+++ SOURCE RECORDS +++

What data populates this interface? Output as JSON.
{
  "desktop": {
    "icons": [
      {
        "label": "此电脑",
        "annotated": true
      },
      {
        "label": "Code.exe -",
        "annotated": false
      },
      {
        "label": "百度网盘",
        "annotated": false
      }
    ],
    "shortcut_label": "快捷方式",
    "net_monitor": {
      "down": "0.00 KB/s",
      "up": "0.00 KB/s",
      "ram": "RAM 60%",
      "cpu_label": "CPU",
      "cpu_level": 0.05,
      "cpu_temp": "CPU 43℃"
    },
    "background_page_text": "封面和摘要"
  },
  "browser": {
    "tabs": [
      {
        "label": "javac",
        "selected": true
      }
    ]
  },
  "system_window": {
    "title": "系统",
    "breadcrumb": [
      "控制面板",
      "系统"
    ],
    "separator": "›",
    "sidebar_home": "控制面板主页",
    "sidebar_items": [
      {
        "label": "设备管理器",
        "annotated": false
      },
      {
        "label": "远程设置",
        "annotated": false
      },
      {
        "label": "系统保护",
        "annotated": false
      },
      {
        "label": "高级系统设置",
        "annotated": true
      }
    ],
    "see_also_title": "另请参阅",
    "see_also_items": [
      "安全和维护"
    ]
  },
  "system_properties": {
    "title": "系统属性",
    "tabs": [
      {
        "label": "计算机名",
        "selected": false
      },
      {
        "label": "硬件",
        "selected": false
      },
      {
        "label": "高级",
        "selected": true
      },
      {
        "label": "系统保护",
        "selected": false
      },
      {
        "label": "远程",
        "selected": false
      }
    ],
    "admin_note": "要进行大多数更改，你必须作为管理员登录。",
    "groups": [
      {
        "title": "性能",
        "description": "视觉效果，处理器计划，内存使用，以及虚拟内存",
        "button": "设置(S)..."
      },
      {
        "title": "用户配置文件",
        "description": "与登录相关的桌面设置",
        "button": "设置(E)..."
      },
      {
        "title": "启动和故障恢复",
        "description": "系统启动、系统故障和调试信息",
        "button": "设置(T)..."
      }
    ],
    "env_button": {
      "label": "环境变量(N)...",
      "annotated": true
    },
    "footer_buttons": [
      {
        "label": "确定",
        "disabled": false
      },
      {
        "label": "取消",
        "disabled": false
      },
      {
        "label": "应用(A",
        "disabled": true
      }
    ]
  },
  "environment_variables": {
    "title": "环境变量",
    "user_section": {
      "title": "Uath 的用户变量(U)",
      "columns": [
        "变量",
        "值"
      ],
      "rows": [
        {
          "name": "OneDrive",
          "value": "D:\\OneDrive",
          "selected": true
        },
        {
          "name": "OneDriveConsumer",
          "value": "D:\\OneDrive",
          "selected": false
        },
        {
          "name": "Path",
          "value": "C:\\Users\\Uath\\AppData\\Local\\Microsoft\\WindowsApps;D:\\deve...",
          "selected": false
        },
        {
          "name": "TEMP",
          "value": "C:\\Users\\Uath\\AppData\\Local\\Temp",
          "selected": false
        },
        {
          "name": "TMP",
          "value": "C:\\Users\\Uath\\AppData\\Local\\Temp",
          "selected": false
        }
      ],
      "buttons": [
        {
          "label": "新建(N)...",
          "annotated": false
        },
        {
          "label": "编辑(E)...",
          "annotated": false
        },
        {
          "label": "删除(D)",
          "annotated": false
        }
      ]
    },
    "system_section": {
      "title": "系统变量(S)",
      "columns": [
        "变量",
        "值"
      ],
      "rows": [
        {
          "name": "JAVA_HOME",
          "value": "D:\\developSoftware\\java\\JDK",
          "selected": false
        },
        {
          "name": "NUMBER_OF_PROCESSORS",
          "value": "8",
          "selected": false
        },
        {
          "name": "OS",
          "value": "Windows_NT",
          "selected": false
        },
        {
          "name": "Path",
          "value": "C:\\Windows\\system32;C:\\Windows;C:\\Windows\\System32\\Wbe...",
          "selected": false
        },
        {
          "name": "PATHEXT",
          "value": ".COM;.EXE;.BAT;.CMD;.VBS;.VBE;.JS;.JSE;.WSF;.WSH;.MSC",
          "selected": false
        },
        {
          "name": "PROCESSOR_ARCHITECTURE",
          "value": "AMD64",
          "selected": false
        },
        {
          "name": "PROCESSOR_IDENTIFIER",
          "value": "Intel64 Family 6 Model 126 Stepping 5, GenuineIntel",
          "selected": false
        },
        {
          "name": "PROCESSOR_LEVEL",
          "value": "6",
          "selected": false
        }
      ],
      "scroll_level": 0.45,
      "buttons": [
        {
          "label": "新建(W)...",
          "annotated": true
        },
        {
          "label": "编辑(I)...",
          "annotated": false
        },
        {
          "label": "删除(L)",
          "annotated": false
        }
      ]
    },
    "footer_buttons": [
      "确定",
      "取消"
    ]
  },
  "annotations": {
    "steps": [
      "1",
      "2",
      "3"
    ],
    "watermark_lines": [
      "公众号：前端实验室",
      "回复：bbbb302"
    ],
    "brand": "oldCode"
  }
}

+++

Reproduce the full set of records precisely.

What data populates this interface? Output as JSON.
{
  "desktop": {
    "icons": [
      {
        "label": "此电脑",
        "annotated": true
      },
      {
        "label": "Code.exe -",
        "annotated": false
      },
      {
        "label": "百度网盘",
        "annotated": false
      }
    ],
    "shortcut_label": "快捷方式",
    "net_monitor": {
      "down": "0.00 KB/s",
      "up": "0.00 KB/s",
      "ram": "RAM 60%",
      "cpu_label": "CPU",
      "cpu_level": 0.05,
      "cpu_temp": "CPU 43℃"
    },
    "background_page_text": "封面和摘要"
  },
  "browser": {
    "tabs": [
      {
        "label": "javac",
        "selected": true
      }
    ]
  },
  "system_window": {
    "title": "系统",
    "breadcrumb": [
      "控制面板",
      "系统"
    ],
    "separator": "›",
    "sidebar_home": "控制面板主页",
    "sidebar_items": [
      {
        "label": "设备管理器",
        "annotated": false
      },
      {
        "label": "远程设置",
        "annotated": false
      },
      {
        "label": "系统保护",
        "annotated": false
      },
      {
        "label": "高级系统设置",
        "annotated": true
      }
    ],
    "see_also_title": "另请参阅",
    "see_also_items": [
      "安全和维护"
    ]
  },
  "system_properties": {
    "title": "系统属性",
    "tabs": [
      {
        "label": "计算机名",
        "selected": false
      },
      {
        "label": "硬件",
        "selected": false
      },
      {
        "label": "高级",
        "selected": true
      },
      {
        "label": "系统保护",
        "selected": false
      },
      {
        "label": "远程",
        "selected": false
      }
    ],
    "admin_note": "要进行大多数更改，你必须作为管理员登录。",
    "groups": [
      {
        "title": "性能",
        "description": "视觉效果，处理器计划，内存使用，以及虚拟内存",
        "button": "设置(S)..."
      },
      {
        "title": "用户配置文件",
        "description": "与登录相关的桌面设置",
        "button": "设置(E)..."
      },
      {
        "title": "启动和故障恢复",
        "description": "系统启动、系统故障和调试信息",
        "button": "设置(T)..."
      }
    ],
    "env_button": {
      "label": "环境变量(N)...",
      "annotated": true
    },
    "footer_buttons": [
      {
        "label": "确定",
        "disabled": false
      },
      {
        "label": "取消",
        "disabled": false
      },
      {
        "label": "应用(A",
        "disabled": true
      }
    ]
  },
  "environment_variables": {
    "title": "环境变量",
    "user_section": {
      "title": "Uath 的用户变量(U)",
      "columns": [
        "变量",
        "值"
      ],
      "rows": [
        {
          "name": "OneDrive",
          "value": "D:\\OneDrive",
          "selected": true
        },
        {
          "name": "OneDriveConsumer",
          "value": "D:\\OneDrive",
          "selected": false
        },
        {
          "name": "Path",
          "value": "C:\\Users\\Uath\\AppData\\Local\\Microsoft\\WindowsApps;D:\\deve...",
          "selected": false
        },
        {
          "name": "TEMP",
          "value": "C:\\Users\\Uath\\AppData\\Local\\Temp",
          "selected": false
        },
        {
          "name": "TMP",
          "value": "C:\\Users\\Uath\\AppData\\Local\\Temp",
          "selected": false
        }
      ],
      "buttons": [
        {
          "label": "新建(N)...",
          "annotated": false
        },
        {
          "label": "编辑(E)...",
          "annotated": false
        },
        {
          "label": "删除(D)",
          "annotated": false
        }
      ]
    },
    "system_section": {
      "title": "系统变量(S)",
      "columns": [
        "变量",
        "值"
      ],
      "rows": [
        {
          "name": "JAVA_HOME",
          "value": "D:\\developSoftware\\java\\JDK",
          "selected": false
        },
        {
          "name": "NUMBER_OF_PROCESSORS",
          "value": "8",
          "selected": false
        },
        {
          "name": "OS",
          "value": "Windows_NT",
          "selected": false
        },
        {
          "name": "Path",
          "value": "C:\\Windows\\system32;C:\\Windows;C:\\Windows\\System32\\Wbe...",
          "selected": false
        },
        {
          "name": "PATHEXT",
          "value": ".COM;.EXE;.BAT;.CMD;.VBS;.VBE;.JS;.JSE;.WSF;.WSH;.MSC",
          "selected": false
        },
        {
          "name": "PROCESSOR_ARCHITECTURE",
          "value": "AMD64",
          "selected": false
        },
        {
          "name": "PROCESSOR_IDENTIFIER",
          "value": "Intel64 Family 6 Model 126 Stepping 5, GenuineIntel",
          "selected": false
        },
        {
          "name": "PROCESSOR_LEVEL",
          "value": "6",
          "selected": false
        }
      ],
      "scroll_level": 0.45,
      "buttons": [
        {
          "label": "新建(W)...",
          "annotated": true
        },
        {
          "label": "编辑(I)...",
          "annotated": false
        },
        {
          "label": "删除(L)",
          "annotated": false
        }
      ]
    },
    "footer_buttons": [
      "确定",
      "取消"
    ]
  },
  "annotations": {
    "steps": [
      "1",
      "2",
      "3"
    ],
    "watermark_lines": [
      "公众号：前端实验室",
      "回复：bbbb302"
    ],
    "brand": "oldCode"
  }
}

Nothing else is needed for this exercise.